### Records for processing

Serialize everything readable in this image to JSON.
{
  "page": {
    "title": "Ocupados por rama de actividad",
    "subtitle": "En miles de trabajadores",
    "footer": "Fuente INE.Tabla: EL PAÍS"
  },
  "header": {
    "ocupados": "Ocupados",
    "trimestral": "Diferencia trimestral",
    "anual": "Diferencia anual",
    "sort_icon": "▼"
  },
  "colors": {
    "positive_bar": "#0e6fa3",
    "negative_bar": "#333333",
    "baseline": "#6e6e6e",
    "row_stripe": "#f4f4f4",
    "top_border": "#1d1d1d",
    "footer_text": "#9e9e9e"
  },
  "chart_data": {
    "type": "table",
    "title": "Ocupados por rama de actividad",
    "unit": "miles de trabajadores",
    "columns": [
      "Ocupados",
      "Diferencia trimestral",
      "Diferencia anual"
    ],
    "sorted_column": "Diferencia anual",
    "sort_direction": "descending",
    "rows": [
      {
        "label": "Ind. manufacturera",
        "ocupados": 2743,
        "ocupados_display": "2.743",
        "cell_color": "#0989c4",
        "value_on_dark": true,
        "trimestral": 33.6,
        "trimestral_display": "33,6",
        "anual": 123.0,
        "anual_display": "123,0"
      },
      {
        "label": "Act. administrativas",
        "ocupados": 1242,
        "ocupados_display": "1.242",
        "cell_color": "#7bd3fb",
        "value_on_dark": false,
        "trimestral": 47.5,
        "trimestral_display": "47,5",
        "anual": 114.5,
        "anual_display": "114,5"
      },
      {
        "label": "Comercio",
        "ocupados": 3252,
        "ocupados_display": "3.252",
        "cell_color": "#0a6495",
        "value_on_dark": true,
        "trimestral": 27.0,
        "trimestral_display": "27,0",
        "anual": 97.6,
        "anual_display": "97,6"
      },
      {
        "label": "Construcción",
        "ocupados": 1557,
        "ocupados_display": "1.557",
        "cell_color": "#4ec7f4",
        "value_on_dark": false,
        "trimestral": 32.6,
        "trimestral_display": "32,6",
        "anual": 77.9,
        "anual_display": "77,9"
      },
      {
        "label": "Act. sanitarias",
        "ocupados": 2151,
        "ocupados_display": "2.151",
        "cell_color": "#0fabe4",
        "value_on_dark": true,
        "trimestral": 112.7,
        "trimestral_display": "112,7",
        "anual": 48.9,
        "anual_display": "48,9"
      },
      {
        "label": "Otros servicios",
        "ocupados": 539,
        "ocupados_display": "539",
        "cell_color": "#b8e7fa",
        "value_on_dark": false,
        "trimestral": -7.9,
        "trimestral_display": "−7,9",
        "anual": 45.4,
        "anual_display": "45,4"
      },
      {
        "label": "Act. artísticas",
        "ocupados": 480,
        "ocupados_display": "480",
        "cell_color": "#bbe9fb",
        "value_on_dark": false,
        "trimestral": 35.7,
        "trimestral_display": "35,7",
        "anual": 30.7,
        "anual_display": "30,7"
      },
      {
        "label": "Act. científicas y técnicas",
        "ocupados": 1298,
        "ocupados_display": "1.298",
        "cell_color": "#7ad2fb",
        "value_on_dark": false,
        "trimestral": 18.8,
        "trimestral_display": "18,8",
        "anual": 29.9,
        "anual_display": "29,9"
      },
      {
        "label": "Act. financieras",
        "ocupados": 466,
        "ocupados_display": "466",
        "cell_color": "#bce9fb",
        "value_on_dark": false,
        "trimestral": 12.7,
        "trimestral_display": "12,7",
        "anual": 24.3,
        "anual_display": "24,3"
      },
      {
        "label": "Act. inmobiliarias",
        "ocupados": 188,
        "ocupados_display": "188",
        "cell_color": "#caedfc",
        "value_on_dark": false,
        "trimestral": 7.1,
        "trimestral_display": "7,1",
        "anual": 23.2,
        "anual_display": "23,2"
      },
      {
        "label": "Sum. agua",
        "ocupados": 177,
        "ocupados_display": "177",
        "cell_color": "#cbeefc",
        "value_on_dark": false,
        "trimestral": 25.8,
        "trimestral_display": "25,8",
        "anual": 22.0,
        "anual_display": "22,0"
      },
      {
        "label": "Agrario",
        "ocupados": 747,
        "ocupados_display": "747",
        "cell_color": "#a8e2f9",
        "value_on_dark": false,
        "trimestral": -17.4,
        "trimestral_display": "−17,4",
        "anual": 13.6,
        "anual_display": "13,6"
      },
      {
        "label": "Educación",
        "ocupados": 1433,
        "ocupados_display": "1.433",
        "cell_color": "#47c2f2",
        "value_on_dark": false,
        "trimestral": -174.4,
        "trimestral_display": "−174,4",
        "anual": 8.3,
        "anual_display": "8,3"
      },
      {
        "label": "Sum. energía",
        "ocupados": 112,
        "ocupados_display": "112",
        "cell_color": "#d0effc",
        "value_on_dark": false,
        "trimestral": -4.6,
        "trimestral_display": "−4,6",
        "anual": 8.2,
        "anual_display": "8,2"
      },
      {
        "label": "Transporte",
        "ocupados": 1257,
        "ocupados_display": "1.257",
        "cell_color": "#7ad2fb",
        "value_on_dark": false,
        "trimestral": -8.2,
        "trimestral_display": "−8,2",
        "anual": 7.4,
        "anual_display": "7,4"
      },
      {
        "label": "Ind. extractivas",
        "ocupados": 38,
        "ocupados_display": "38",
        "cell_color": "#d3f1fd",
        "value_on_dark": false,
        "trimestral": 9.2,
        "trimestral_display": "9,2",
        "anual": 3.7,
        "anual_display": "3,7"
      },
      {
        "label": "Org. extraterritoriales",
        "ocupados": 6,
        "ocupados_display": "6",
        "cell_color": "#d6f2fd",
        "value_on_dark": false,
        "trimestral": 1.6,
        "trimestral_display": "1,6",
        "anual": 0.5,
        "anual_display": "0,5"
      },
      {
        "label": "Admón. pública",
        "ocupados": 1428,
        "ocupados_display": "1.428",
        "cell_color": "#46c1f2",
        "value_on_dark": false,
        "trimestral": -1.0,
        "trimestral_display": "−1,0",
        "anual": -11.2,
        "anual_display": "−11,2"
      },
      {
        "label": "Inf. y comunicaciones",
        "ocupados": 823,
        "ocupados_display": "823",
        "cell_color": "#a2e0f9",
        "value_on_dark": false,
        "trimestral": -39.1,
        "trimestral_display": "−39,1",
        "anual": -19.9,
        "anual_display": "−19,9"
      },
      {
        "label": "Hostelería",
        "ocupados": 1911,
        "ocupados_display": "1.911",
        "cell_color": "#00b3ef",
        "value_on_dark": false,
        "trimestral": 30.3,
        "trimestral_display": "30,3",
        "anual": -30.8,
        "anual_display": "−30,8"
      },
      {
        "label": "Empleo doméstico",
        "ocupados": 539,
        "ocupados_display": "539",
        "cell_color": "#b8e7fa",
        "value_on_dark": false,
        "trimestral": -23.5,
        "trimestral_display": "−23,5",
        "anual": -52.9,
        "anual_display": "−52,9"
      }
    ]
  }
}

### Written problem
Reproduce the data, keeping every line exactly the same.

### Result of the task
Serialize everything readable in this image to JSON.
{
  "page": {
    "title": "Ocupados por rama de actividad",
    "subtitle": "En miles de trabajadores",
    "footer": "Fuente INE.Tabla: EL PAÍS"
  },
  "header": {
    "ocupados": "Ocupados",
    "trimestral": "Diferencia trimestral",
    "anual": "Diferencia anual",
    "sort_icon": "▼"
  },
  "colors": {
    "positive_bar": "#0e6fa3",
    "negative_bar": "#333333",
    "baseline": "#6e6e6e",
    "row_stripe": "#f4f4f4",
    "top_border": "#1d1d1d",
    "footer_text": "#9e9e9e"
  },
  "chart_data": {
    "type": "table",
    "title": "Ocupados por rama de actividad",
    "unit": "miles de trabajadores",
    "columns": [
      "Ocupados",
      "Diferencia trimestral",
      "Diferencia anual"
    ],
    "sorted_column": "Diferencia anual",
    "sort_direction": "descending",
    "rows": [
      {
        "label": "Ind. manufacturera",
        "ocupados": 2743,
        "ocupados_display": "2.743",
        "cell_color": "#0989c4",
        "value_on_dark": true,
        "trimestral": 33.6,
        "trimestral_display": "33,6",
        "anual": 123.0,
        "anual_display": "123,0"
      },
      {
        "label": "Act. administrativas",
        "ocupados": 1242,
        "ocupados_display": "1.242",
        "cell_color": "#7bd3fb",
        "value_on_dark": false,
        "trimestral": 47.5,
        "trimestral_display": "47,5",
        "anual": 114.5,
        "anual_display": "114,5"
      },
      {
        "label": "Comercio",
        "ocupados": 3252,
        "ocupados_display": "3.252",
        "cell_color": "#0a6495",
        "value_on_dark": true,
        "trimestral": 27.0,
        "trimestral_display": "27,0",
        "anual": 97.6,
        "anual_display": "97,6"
      },
      {
        "label": "Construcción",
        "ocupados": 1557,
        "ocupados_display": "1.557",
        "cell_color": "#4ec7f4",
        "value_on_dark": false,
        "trimestral": 32.6,
        "trimestral_display": "32,6",
        "anual": 77.9,
        "anual_display": "77,9"
      },
      {
        "label": "Act. sanitarias",
        "ocupados": 2151,
        "ocupados_display": "2.151",
        "cell_color": "#0fabe4",
        "value_on_dark": true,
        "trimestral": 112.7,
        "trimestral_display": "112,7",
        "anual": 48.9,
        "anual_display": "48,9"
      },
      {
        "label": "Otros servicios",
        "ocupados": 539,
        "ocupados_display": "539",
        "cell_color": "#b8e7fa",
        "value_on_dark": false,
        "trimestral": -7.9,
        "trimestral_display": "−7,9",
        "anual": 45.4,
        "anual_display": "45,4"
      },
      {
        "label": "Act. artísticas",
        "ocupados": 480,
        "ocupados_display": "480",
        "cell_color": "#bbe9fb",
        "value_on_dark": false,
        "trimestral": 35.7,
        "trimestral_display": "35,7",
        "anual": 30.7,
        "anual_display": "30,7"
      },
      {
        "label": "Act. científicas y técnicas",
        "ocupados": 1298,
        "ocupados_display": "1.298",
        "cell_color": "#7ad2fb",
        "value_on_dark": false,
        "trimestral": 18.8,
        "trimestral_display": "18,8",
        "anual": 29.9,
        "anual_display": "29,9"
      },
      {
        "label": "Act. financieras",
        "ocupados": 466,
        "ocupados_display": "466",
        "cell_color": "#bce9fb",
        "value_on_dark": false,
        "trimestral": 12.7,
        "trimestral_display": "12,7",
        "anual": 24.3,
        "anual_display": "24,3"
      },
      {
        "label": "Act. inmobiliarias",
        "ocupados": 188,
        "ocupados_display": "188",
        "cell_color": "#caedfc",
        "value_on_dark": false,
        "trimestral": 7.1,
        "trimestral_display": "7,1",
        "anual": 23.2,
        "anual_display": "23,2"
      },
      {
        "label": "Sum. agua",
        "ocupados": 177,
        "ocupados_display": "177",
        "cell_color": "#cbeefc",
        "value_on_dark": false,
        "trimestral": 25.8,
        "trimestral_display": "25,8",
        "anual": 22.0,
        "anual_display": "22,0"
      },
      {
        "label": "Agrario",
        "ocupados": 747,
        "ocupados_display": "747",
        "cell_color": "#a8e2f9",
        "value_on_dark": false,
        "trimestral": -17.4,
        "trimestral_display": "−17,4",
        "anual": 13.6,
        "anual_display": "13,6"
      },
      {
        "label": "Educación",
        "ocupados": 1433,
        "ocupados_display": "1.433",
        "cell_color": "#47c2f2",
        "value_on_dark": false,
        "trimestral": -174.4,
        "trimestral_display": "−174,4",
        "anual": 8.3,
        "anual_display": "8,3"
      },
      {
        "label": "Sum. energía",
        "ocupados": 112,
        "ocupados_display": "112",
        "cell_color": "#d0effc",
        "value_on_dark": false,
        "trimestral": -4.6,
        "trimestral_display": "−4,6",
        "anual": 8.2,
        "anual_display": "8,2"
      },
      {
        "label": "Transporte",
        "ocupados": 1257,
        "ocupados_display": "1.257",
        "cell_color": "#7ad2fb",
        "value_on_dark": false,
        "trimestral": -8.2,
        "trimestral_display": "−8,2",
        "anual": 7.4,
        "anual_display": "7,4"
      },
      {
        "label": "Ind. extractivas",
        "ocupados": 38,
        "ocupados_display": "38",
        "cell_color": "#d3f1fd",
        "value_on_dark": false,
        "trimestral": 9.2,
        "trimestral_display": "9,2",
        "anual": 3.7,
        "anual_display": "3,7"
      },
      {
        "label": "Org. extraterritoriales",
        "ocupados": 6,
        "ocupados_display": "6",
        "cell_color": "#d6f2fd",
        "value_on_dark": false,
        "trimestral": 1.6,
        "trimestral_display": "1,6",
        "anual": 0.5,
        "anual_display": "0,5"
      },
      {
        "label": "Admón. pública",
        "ocupados": 1428,
        "ocupados_display": "1.428",
        "cell_color": "#46c1f2",
        "value_on_dark": false,
        "trimestral": -1.0,
        "trimestral_display": "−1,0",
        "anual": -11.2,
        "anual_display": "−11,2"
      },
      {
        "label": "Inf. y comunicaciones",
        "ocupados": 823,
        "ocupados_display": "823",
        "cell_color": "#a2e0f9",
        "value_on_dark": false,
        "trimestral": -39.1,
        "trimestral_display": "−39,1",
        "anual": -19.9,
        "anual_display": "−19,9"
      },
      {
        "label": "Hostelería",
        "ocupados": 1911,
        "ocupados_display": "1.911",
        "cell_color": "#00b3ef",
        "value_on_dark": false,
        "trimestral": 30.3,
        "trimestral_display": "30,3",
        "anual": -30.8,
        "anual_display": "−30,8"
      },
      {
        "label": "Empleo doméstico",
        "ocupados": 539,
        "ocupados_display": "539",
        "cell_color": "#b8e7fa",
        "value_on_dark": false,
        "trimestral": -23.5,
        "trimestral_display": "−23,5",
        "anual": -52.9,
        "anual_display": "−52,9"
      }
    ]
  }
}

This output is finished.